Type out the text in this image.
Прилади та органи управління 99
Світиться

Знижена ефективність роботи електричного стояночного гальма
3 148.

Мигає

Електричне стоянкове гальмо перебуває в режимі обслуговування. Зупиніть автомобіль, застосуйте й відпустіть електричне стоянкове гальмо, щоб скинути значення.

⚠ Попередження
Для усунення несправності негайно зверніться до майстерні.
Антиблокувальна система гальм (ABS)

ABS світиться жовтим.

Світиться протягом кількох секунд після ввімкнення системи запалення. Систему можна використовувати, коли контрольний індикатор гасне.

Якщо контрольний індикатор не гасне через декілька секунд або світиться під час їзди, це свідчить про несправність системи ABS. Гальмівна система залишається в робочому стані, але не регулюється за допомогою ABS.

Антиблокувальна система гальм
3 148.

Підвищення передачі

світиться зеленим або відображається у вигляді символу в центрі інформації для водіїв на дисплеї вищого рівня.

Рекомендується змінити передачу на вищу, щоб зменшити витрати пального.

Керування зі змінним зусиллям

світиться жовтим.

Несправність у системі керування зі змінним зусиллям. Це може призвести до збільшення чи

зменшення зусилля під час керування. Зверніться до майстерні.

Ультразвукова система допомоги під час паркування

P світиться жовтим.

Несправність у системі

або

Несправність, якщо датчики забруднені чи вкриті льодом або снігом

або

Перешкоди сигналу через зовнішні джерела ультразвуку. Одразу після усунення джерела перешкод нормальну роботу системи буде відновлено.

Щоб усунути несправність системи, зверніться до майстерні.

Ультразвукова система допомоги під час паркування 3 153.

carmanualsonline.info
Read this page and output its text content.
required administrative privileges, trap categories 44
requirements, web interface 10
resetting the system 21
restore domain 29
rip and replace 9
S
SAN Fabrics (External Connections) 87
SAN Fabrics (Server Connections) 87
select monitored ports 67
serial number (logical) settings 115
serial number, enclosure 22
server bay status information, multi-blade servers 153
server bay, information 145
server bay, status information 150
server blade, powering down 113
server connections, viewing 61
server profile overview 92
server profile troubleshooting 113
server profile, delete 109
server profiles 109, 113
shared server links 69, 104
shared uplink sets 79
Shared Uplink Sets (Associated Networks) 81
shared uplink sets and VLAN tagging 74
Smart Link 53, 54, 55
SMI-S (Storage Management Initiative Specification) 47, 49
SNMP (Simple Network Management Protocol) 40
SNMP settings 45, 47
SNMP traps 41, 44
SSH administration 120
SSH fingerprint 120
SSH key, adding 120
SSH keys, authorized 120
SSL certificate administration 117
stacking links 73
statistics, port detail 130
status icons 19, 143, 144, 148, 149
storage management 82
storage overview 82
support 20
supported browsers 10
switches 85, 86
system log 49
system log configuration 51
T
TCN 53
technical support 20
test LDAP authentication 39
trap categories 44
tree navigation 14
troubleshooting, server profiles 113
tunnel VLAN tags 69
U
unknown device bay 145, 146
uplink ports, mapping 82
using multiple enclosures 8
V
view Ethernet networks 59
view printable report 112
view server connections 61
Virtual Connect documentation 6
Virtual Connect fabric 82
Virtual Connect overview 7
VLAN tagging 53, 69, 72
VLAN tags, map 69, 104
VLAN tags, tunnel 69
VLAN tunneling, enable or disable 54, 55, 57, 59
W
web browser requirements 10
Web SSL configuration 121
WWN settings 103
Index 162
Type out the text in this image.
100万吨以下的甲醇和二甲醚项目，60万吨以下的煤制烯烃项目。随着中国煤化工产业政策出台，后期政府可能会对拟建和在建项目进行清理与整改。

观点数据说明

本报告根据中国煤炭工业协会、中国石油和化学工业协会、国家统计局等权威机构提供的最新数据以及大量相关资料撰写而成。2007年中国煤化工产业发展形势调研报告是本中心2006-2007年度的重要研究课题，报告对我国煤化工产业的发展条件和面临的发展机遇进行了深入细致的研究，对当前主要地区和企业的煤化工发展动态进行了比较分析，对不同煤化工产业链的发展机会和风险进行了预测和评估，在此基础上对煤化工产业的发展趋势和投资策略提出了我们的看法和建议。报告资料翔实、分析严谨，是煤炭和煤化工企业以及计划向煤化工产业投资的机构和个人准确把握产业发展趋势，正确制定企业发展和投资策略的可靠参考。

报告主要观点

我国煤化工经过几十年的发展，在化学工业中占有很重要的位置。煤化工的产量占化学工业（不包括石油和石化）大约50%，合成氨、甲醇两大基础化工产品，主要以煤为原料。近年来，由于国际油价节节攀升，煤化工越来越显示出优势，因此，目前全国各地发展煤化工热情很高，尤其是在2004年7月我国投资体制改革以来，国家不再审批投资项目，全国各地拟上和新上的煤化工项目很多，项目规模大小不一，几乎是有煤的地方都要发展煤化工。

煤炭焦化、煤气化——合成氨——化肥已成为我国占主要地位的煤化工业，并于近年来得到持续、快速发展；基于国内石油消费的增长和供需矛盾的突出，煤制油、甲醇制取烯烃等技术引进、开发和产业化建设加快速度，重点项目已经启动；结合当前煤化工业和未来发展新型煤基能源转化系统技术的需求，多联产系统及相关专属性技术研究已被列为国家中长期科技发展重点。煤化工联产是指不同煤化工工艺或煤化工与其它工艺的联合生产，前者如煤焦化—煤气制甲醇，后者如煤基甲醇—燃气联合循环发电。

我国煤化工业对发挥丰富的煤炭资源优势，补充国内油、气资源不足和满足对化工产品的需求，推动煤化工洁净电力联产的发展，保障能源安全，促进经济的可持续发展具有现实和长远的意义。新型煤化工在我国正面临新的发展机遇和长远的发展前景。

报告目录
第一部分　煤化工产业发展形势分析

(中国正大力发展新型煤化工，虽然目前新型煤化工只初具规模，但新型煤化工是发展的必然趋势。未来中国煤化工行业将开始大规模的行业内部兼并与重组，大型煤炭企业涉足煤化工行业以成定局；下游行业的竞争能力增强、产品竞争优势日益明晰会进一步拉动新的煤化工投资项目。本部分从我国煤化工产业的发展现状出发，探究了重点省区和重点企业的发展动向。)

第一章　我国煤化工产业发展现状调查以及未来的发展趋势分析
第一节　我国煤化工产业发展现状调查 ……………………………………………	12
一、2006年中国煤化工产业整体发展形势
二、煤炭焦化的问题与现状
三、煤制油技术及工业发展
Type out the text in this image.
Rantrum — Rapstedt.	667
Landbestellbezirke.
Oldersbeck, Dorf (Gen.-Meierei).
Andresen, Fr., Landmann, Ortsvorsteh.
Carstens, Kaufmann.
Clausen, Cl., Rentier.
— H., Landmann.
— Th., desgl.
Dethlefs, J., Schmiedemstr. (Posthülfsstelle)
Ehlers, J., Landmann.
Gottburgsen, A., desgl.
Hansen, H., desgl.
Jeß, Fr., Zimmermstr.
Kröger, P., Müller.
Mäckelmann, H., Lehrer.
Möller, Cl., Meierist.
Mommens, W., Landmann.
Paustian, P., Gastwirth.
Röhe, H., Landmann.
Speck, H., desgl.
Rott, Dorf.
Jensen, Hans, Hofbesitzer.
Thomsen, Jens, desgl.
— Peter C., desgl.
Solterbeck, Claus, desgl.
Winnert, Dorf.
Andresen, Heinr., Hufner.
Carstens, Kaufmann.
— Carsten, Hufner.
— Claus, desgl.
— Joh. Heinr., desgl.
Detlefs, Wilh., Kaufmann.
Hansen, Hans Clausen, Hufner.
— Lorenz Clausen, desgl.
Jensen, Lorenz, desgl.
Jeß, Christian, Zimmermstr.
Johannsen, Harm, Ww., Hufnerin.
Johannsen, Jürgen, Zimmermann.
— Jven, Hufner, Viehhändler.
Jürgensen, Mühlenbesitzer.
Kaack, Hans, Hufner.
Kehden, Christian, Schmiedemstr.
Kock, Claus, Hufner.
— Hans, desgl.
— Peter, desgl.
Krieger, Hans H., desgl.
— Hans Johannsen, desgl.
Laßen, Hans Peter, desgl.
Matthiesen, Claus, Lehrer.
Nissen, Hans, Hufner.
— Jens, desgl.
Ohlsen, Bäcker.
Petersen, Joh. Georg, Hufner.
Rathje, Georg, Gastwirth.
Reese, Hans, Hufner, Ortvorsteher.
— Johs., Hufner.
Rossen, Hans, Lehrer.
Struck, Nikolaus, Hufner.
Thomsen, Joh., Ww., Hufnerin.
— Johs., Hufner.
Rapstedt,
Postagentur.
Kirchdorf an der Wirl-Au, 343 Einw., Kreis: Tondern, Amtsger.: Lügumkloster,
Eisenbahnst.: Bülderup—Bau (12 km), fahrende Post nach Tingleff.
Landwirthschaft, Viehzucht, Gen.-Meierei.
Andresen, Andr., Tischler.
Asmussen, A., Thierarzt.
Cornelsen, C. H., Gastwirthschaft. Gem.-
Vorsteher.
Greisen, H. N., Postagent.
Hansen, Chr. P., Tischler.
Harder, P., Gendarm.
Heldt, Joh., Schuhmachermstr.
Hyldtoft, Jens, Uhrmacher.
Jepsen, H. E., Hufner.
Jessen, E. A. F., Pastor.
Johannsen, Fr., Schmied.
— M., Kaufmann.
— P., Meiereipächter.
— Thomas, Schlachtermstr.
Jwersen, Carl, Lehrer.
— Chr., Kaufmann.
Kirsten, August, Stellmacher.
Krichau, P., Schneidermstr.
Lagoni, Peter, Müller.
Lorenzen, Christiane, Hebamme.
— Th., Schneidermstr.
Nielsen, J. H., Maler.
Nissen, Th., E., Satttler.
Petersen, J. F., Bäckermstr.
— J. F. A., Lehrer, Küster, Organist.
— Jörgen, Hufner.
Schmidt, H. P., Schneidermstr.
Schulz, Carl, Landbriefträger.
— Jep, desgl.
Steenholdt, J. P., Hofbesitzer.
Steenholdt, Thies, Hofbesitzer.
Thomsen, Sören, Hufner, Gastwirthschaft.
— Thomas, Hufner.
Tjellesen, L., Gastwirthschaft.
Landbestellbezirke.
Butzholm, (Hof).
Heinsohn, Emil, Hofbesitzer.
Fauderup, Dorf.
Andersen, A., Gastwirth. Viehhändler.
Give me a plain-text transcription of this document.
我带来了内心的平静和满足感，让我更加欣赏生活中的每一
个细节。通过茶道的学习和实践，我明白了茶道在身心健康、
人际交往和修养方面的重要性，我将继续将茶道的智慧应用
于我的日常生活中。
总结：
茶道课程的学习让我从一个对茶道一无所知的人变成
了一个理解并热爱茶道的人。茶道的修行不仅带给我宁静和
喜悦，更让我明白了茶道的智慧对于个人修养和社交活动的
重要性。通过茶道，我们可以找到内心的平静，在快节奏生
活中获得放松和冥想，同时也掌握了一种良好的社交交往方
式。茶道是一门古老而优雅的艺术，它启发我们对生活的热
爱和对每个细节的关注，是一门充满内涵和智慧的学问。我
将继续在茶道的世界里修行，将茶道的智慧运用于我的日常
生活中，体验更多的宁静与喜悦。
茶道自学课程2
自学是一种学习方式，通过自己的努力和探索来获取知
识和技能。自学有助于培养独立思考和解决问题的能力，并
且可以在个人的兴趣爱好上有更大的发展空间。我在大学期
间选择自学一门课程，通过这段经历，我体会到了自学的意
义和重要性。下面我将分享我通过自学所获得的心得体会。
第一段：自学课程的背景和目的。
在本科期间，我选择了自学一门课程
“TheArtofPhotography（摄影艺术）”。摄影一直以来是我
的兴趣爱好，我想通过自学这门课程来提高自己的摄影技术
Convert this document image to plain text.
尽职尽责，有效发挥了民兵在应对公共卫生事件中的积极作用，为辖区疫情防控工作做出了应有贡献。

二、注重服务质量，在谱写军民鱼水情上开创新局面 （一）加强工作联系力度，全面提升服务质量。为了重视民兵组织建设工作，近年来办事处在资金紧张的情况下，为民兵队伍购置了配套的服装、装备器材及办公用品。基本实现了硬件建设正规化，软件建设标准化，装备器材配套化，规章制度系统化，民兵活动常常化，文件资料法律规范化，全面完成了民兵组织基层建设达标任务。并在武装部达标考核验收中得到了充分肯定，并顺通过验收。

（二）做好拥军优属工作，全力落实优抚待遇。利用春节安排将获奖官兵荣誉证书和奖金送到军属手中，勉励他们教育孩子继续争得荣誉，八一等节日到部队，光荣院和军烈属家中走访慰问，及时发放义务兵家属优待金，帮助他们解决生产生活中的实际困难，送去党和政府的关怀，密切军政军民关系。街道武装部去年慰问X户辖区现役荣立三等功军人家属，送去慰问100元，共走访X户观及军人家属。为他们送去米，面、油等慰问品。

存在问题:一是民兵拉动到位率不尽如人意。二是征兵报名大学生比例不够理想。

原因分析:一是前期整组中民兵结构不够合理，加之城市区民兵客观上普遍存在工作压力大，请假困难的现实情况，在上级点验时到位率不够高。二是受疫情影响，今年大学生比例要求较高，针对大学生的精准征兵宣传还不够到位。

#####

WRITTEN TASK =>
Take the line holding "Convert this document image to plain text." and all lines after it through the end of the data, and set them down exactly.

FINAL RESULT =>
Convert this document image to plain text.
尽职尽责，有效发挥了民兵在应对公共卫生事件中的积极作用，为辖区疫情防控工作做出了应有贡献。

二、注重服务质量，在谱写军民鱼水情上开创新局面 （一）加强工作联系力度，全面提升服务质量。为了重视民兵组织建设工作，近年来办事处在资金紧张的情况下，为民兵队伍购置了配套的服装、装备器材及办公用品。基本实现了硬件建设正规化，软件建设标准化，装备器材配套化，规章制度系统化，民兵活动常常化，文件资料法律规范化，全面完成了民兵组织基层建设达标任务。并在武装部达标考核验收中得到了充分肯定，并顺通过验收。

（二）做好拥军优属工作，全力落实优抚待遇。利用春节安排将获奖官兵荣誉证书和奖金送到军属手中，勉励他们教育孩子继续争得荣誉，八一等节日到部队，光荣院和军烈属家中走访慰问，及时发放义务兵家属优待金，帮助他们解决生产生活中的实际困难，送去党和政府的关怀，密切军政军民关系。街道武装部去年慰问X户辖区现役荣立三等功军人家属，送去慰问100元，共走访X户观及军人家属。为他们送去米，面、油等慰问品。

存在问题:一是民兵拉动到位率不尽如人意。二是征兵报名大学生比例不够理想。

原因分析:一是前期整组中民兵结构不够合理，加之城市区民兵客观上普遍存在工作压力大，请假困难的现实情况，在上级点验时到位率不够高。二是受疫情影响，今年大学生比例要求较高，针对大学生的精准征兵宣传还不够到位。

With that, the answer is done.